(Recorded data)
--- Begin ---

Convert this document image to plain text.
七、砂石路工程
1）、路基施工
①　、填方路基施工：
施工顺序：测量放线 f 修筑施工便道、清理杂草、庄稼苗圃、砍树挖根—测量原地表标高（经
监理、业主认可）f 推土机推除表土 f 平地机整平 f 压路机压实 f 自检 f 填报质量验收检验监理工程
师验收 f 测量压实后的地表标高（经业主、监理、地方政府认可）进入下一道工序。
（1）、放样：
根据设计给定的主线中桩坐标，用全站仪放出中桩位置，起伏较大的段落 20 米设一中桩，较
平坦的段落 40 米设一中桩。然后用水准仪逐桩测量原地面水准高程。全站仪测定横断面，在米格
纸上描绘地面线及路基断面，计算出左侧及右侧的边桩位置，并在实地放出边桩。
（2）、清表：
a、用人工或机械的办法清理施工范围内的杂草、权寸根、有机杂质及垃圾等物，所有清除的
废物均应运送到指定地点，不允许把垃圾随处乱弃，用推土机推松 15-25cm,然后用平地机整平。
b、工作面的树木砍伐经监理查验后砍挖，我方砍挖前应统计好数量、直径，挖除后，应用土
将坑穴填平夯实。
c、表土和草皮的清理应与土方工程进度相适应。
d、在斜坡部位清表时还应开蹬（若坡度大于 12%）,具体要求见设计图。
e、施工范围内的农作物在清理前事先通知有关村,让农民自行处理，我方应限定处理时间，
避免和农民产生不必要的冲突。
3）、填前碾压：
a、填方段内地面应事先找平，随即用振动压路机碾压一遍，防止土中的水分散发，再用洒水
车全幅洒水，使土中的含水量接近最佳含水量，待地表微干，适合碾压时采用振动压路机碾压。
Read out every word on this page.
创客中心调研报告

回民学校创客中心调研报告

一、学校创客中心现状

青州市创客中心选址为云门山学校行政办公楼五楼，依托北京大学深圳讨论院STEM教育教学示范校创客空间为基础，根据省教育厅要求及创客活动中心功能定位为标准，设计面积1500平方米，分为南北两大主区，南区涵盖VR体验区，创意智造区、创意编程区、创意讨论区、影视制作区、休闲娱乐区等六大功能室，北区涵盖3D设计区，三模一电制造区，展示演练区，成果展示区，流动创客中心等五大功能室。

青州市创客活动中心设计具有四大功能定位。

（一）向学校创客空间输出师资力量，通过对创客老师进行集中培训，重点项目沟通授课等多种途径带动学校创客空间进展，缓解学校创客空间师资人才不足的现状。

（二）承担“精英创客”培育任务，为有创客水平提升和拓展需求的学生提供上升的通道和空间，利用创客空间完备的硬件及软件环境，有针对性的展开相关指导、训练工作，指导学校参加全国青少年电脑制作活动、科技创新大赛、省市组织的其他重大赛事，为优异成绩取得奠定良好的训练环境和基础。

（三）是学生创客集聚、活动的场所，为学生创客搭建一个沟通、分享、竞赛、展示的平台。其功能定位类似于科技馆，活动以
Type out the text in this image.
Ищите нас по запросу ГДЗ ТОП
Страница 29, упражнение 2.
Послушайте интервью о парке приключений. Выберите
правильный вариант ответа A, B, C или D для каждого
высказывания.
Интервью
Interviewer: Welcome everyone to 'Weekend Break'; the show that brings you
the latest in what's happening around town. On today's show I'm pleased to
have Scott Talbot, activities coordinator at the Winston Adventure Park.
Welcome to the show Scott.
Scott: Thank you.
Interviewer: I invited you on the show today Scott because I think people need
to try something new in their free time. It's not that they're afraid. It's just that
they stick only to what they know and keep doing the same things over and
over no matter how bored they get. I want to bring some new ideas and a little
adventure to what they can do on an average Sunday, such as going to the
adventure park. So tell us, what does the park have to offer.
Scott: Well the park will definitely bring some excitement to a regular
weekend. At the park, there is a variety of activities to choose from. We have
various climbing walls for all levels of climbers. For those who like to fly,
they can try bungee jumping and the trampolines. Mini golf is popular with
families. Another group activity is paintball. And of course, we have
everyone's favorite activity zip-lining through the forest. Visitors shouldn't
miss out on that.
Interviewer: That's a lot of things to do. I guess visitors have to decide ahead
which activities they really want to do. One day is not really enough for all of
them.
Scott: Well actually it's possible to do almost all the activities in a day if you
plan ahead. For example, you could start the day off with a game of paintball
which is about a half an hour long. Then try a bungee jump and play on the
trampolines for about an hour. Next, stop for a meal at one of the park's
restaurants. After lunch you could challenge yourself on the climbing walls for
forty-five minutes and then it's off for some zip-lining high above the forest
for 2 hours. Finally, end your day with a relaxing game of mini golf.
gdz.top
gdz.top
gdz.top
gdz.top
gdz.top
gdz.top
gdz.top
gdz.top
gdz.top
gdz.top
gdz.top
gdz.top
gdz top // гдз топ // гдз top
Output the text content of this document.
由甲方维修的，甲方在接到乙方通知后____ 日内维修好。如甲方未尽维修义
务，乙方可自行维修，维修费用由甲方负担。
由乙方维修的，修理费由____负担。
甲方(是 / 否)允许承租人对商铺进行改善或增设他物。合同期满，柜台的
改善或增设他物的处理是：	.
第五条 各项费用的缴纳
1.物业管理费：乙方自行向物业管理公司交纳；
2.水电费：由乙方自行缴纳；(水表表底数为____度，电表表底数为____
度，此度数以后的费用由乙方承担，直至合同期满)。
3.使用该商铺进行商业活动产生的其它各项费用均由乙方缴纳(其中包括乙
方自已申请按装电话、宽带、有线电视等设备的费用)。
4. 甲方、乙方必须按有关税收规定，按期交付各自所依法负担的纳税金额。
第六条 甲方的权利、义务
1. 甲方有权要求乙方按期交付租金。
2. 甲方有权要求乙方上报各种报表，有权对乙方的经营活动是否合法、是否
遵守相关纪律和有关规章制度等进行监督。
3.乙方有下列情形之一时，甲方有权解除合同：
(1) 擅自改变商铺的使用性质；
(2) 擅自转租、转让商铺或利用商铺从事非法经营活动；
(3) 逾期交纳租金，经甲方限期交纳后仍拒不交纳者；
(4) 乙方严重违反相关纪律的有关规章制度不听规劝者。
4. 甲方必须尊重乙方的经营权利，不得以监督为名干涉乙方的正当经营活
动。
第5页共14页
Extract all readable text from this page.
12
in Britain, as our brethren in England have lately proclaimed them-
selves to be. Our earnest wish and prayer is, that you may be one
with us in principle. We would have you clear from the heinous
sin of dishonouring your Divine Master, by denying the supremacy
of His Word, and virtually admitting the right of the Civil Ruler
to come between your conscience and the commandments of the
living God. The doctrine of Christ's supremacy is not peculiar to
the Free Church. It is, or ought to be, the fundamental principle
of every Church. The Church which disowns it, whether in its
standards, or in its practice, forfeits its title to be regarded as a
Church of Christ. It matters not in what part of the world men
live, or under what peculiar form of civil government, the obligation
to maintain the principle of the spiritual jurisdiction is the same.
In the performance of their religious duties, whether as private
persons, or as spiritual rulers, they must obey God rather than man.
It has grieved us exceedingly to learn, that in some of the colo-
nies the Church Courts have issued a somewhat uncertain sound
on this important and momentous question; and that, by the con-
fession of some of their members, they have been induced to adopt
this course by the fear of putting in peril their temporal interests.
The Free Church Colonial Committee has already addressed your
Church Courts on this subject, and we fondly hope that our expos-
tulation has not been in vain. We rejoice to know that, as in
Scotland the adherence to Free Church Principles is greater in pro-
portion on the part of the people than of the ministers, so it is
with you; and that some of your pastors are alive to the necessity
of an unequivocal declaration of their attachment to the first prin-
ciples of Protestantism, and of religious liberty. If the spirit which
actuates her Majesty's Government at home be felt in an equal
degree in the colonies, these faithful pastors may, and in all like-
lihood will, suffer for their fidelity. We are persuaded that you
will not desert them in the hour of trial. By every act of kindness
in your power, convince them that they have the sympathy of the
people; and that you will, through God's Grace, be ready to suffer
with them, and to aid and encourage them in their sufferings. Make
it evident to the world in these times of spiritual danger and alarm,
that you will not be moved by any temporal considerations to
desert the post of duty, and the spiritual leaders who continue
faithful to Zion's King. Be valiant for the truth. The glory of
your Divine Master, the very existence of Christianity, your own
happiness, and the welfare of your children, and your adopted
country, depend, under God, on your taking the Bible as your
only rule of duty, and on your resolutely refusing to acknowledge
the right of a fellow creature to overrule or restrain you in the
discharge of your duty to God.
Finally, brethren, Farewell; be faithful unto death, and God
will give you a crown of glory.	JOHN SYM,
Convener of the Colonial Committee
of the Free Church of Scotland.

--- End ---

Task prompt:
List every line in the records above that contains the word "been".

Solution to this problem:
fession of some of their members, they have been induced to adopt
tulation has not been in vain. We rejoice to know that, as in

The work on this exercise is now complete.